[Problem description]
Write out each line in which the string "Local" is present.

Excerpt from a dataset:
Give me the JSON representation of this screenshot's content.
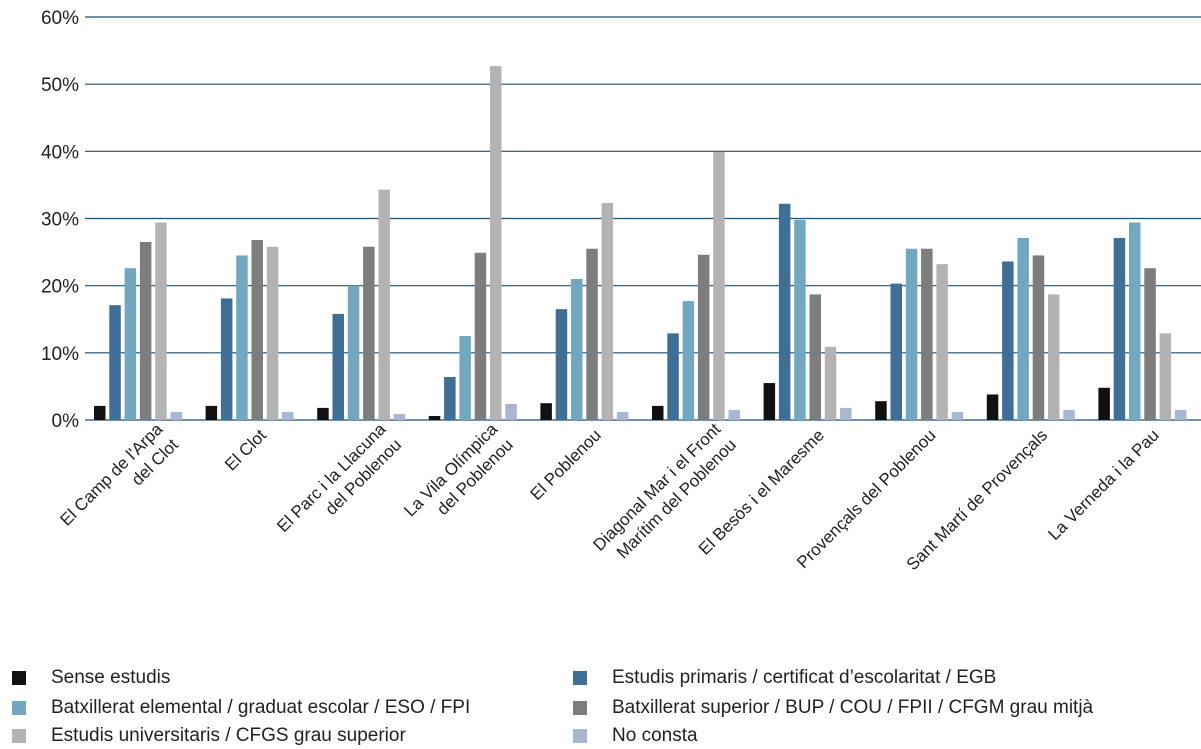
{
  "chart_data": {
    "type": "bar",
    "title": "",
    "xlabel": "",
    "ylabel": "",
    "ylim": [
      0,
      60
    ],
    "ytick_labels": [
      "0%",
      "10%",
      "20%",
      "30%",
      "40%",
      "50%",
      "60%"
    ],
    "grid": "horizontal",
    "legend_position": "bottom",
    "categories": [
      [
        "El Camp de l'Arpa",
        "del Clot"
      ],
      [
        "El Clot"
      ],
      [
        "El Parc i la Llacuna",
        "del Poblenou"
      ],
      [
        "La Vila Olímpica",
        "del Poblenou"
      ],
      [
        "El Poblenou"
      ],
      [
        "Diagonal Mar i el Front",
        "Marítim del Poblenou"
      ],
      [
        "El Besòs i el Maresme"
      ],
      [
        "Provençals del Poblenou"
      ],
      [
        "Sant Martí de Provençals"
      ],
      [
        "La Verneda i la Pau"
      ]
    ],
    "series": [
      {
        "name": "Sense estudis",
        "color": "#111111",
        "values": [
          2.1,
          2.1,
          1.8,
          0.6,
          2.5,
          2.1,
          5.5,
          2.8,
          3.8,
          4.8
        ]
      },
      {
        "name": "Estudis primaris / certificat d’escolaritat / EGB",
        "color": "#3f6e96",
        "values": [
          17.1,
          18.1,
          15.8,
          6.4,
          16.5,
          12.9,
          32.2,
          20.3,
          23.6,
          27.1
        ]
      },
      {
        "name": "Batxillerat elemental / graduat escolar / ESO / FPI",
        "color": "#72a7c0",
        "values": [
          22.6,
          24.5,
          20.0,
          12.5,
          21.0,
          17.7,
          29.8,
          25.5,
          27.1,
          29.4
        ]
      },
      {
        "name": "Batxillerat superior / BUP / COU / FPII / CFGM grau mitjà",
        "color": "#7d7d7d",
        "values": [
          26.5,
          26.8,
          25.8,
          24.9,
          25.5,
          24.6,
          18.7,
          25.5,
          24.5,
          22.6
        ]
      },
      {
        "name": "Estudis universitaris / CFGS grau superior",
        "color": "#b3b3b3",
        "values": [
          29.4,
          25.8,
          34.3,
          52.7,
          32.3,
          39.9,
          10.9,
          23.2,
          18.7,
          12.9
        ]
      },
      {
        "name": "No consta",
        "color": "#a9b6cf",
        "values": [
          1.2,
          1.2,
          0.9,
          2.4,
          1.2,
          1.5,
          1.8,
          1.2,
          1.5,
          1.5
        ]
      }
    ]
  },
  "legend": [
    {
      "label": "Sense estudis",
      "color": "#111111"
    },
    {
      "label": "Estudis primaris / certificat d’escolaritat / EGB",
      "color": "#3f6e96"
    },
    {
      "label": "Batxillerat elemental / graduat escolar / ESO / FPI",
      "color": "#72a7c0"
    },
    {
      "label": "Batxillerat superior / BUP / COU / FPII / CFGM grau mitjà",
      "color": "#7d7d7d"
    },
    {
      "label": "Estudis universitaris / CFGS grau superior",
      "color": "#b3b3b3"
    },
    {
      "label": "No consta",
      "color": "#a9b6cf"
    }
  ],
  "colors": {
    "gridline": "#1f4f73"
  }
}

---

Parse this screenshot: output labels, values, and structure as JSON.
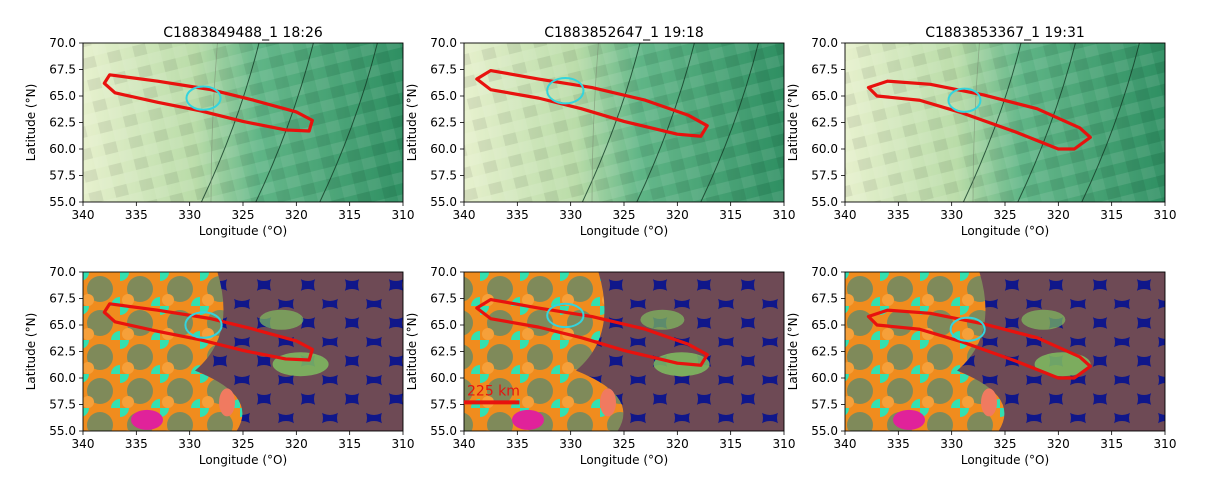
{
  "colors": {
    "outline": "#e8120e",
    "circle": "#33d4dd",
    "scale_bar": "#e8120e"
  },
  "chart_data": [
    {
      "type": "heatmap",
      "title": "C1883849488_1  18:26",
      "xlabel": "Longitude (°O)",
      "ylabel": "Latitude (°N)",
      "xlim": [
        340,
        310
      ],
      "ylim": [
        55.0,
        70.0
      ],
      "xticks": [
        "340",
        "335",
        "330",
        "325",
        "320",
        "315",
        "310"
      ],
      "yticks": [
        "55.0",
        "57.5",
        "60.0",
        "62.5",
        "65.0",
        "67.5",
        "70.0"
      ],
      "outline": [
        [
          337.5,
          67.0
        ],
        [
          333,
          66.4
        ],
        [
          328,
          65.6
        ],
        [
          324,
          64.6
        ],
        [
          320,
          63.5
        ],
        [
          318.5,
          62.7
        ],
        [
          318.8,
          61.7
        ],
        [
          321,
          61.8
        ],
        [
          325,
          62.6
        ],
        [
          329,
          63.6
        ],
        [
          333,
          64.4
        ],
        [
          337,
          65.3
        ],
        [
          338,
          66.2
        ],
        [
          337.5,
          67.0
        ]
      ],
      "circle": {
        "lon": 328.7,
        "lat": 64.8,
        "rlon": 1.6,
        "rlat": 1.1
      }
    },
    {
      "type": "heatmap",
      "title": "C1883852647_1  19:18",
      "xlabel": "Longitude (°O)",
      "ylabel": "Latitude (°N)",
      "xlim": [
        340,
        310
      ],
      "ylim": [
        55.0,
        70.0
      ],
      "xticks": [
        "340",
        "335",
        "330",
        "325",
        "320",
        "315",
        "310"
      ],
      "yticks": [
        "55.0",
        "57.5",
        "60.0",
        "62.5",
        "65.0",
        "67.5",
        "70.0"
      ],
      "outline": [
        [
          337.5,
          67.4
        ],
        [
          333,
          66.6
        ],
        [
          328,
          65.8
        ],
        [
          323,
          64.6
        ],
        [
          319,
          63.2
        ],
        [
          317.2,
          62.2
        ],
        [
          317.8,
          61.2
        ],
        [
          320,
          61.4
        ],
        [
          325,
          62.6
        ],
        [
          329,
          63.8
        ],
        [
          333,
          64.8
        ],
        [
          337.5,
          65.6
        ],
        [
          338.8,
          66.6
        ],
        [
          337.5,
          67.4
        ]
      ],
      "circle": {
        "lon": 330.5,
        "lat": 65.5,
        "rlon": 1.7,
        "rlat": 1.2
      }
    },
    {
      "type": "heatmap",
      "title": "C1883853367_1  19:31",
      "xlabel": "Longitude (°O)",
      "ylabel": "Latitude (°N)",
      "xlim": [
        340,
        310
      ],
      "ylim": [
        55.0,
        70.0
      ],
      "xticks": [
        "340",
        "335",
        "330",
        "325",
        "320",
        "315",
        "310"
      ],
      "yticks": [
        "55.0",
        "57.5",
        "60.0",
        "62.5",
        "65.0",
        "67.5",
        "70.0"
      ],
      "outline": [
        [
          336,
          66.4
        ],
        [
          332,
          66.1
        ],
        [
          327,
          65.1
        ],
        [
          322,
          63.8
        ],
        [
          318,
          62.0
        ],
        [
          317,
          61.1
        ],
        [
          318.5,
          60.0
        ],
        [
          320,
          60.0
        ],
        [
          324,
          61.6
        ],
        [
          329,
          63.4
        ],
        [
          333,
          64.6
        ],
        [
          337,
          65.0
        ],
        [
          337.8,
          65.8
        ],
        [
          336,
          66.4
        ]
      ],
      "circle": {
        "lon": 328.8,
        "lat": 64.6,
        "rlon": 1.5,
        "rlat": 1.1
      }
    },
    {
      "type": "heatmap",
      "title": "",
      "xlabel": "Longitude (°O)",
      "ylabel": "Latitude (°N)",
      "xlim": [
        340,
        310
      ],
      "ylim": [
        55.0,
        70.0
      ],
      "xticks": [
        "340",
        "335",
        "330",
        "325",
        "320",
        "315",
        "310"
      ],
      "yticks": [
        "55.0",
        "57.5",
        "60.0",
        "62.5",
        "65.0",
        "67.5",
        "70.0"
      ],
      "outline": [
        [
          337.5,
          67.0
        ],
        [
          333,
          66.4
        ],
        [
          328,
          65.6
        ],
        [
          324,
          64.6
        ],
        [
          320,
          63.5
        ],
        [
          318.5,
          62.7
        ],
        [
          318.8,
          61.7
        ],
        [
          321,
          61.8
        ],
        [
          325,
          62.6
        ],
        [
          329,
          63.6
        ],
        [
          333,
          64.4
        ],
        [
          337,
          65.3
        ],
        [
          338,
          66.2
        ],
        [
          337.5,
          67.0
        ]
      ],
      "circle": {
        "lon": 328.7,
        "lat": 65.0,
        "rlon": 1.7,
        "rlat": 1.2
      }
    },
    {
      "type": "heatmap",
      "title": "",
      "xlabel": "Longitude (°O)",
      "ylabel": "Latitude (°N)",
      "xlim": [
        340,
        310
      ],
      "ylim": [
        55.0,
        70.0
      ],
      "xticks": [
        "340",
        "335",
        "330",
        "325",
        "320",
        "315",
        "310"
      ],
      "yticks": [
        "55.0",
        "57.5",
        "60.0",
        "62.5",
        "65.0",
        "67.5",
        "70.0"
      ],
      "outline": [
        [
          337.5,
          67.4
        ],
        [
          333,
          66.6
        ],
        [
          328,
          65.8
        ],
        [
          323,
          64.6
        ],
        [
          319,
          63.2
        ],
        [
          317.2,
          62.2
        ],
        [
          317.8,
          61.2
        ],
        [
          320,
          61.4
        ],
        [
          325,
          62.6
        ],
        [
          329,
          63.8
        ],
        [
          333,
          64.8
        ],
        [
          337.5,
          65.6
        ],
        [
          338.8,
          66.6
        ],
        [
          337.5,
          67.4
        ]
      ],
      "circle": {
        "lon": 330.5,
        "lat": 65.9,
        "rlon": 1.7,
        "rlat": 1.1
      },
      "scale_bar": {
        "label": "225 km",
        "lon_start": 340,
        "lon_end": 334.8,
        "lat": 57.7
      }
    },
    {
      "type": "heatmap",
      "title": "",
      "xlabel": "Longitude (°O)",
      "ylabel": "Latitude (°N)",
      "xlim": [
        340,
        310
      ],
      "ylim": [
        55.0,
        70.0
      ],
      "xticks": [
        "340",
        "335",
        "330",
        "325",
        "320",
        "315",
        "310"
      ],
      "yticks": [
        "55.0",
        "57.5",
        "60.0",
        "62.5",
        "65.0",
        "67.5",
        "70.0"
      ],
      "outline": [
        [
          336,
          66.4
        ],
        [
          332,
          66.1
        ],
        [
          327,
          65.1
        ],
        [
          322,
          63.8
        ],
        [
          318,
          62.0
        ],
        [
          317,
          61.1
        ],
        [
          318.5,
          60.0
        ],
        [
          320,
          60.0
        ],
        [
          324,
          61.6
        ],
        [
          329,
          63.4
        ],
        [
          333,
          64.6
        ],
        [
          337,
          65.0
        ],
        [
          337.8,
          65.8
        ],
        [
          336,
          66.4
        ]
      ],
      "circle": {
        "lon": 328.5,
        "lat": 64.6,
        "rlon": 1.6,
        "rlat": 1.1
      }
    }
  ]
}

...

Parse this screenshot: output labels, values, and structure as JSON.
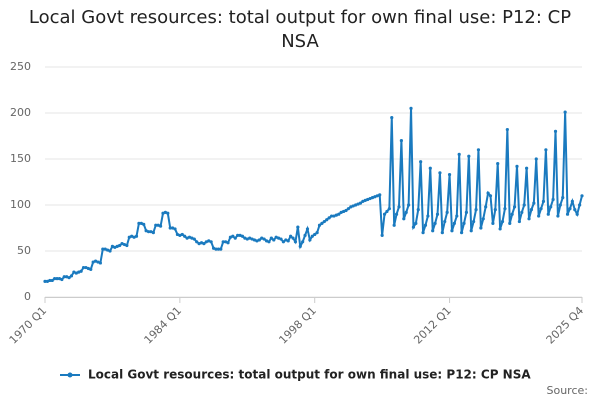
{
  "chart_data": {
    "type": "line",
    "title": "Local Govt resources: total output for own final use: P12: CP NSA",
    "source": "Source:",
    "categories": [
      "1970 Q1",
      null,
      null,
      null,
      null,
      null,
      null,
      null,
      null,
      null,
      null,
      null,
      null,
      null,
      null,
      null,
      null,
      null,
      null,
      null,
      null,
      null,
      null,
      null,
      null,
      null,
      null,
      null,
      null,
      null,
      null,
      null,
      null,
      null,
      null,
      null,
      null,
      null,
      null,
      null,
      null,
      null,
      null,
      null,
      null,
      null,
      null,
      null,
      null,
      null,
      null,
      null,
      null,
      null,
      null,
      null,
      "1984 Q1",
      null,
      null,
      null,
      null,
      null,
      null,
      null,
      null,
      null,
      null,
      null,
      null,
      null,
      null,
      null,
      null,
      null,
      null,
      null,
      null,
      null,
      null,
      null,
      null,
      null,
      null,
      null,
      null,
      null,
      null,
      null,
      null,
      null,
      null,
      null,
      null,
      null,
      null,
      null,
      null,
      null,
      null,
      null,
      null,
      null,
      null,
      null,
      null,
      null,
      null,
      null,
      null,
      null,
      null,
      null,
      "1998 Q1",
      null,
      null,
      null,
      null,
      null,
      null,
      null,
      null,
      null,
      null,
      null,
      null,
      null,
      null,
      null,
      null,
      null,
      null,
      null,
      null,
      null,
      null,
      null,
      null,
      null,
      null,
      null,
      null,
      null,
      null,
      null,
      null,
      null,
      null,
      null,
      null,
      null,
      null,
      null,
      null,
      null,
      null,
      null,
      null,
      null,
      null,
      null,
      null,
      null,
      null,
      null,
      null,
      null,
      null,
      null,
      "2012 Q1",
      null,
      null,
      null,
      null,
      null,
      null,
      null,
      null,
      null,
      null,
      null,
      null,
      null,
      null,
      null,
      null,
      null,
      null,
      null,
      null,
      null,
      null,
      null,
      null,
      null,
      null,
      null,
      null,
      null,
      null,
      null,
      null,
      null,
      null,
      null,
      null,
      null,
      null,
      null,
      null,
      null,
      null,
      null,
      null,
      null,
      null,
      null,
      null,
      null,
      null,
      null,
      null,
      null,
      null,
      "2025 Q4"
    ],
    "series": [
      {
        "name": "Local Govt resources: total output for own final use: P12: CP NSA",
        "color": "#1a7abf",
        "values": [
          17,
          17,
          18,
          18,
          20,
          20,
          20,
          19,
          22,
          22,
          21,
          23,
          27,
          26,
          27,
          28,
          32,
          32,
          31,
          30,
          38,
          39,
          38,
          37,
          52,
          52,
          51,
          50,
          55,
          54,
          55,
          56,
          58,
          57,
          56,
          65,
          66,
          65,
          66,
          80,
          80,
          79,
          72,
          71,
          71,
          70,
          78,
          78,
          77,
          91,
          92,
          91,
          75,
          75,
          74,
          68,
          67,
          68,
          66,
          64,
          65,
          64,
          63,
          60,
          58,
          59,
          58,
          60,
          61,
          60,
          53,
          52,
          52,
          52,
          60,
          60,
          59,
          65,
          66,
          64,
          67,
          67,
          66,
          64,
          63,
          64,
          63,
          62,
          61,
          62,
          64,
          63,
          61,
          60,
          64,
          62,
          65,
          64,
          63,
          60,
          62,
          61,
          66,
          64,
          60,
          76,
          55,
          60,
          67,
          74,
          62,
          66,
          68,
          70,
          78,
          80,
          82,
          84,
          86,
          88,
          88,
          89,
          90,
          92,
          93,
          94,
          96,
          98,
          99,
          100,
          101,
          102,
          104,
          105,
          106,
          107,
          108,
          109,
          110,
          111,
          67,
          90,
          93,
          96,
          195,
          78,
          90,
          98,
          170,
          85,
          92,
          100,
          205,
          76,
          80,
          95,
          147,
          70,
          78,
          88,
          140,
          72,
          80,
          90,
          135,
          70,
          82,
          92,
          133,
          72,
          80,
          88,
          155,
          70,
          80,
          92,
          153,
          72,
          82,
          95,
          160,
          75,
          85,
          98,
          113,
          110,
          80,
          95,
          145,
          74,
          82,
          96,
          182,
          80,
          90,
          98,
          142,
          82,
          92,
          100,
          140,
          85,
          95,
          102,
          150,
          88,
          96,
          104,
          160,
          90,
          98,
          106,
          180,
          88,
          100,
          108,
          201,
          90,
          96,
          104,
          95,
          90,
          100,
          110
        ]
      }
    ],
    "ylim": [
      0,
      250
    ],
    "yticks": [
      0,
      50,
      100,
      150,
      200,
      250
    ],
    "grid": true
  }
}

[Answer to this problem]
    "title": "Local Govt resources: total output for own final use: P12: CP NSA",
        "name": "Local Govt resources: total output for own final use: P12: CP NSA",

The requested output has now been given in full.